Check each line below for "name" and report how many have it, nothing else.

● ENTRIES PROVIDED
--
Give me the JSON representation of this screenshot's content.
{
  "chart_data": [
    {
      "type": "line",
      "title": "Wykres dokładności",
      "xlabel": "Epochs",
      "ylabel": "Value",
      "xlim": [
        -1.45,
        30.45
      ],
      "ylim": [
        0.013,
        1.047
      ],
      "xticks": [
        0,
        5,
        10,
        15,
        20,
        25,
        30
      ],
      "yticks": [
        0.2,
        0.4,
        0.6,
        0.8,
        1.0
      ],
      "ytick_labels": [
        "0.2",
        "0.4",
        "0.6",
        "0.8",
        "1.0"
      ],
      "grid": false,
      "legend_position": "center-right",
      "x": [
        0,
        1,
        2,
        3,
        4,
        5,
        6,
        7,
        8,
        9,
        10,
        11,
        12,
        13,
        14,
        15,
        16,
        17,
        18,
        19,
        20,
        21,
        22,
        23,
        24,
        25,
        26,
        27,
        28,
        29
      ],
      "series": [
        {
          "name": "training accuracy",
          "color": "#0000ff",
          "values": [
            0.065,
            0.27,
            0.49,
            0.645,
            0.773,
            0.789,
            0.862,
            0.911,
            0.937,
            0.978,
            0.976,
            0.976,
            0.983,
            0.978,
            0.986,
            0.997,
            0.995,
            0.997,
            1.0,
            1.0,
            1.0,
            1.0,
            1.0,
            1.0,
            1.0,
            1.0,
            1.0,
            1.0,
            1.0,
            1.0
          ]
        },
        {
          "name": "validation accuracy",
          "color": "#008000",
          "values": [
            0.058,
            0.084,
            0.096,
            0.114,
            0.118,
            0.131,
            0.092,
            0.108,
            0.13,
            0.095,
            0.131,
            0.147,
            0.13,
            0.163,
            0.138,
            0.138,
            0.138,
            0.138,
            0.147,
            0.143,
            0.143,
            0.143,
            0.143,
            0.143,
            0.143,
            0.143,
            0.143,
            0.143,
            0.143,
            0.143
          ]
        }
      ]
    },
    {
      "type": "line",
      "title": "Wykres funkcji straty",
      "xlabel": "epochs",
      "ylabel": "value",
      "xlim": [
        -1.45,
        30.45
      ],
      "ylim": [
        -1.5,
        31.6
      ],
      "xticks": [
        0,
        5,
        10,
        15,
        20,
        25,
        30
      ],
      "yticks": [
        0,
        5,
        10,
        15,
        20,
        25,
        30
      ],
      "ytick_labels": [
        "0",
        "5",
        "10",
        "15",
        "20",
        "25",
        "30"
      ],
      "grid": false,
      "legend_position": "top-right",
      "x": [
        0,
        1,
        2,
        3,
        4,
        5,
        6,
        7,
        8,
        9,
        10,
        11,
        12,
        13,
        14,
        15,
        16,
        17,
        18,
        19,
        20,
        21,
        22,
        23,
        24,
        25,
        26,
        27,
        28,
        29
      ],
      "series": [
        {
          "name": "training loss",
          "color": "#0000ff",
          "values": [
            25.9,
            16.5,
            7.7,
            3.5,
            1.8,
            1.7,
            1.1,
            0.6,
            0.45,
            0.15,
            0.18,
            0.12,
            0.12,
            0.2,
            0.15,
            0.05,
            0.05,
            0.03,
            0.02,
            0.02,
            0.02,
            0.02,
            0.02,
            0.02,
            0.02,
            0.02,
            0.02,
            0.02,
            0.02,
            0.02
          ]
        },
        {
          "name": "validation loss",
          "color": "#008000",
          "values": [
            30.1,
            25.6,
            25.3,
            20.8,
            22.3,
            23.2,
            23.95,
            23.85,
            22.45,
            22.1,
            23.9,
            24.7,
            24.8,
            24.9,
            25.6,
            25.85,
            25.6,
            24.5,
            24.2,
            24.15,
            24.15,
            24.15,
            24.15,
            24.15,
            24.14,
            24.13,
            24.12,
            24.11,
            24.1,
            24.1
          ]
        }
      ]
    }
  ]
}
--
● OUTPUT
4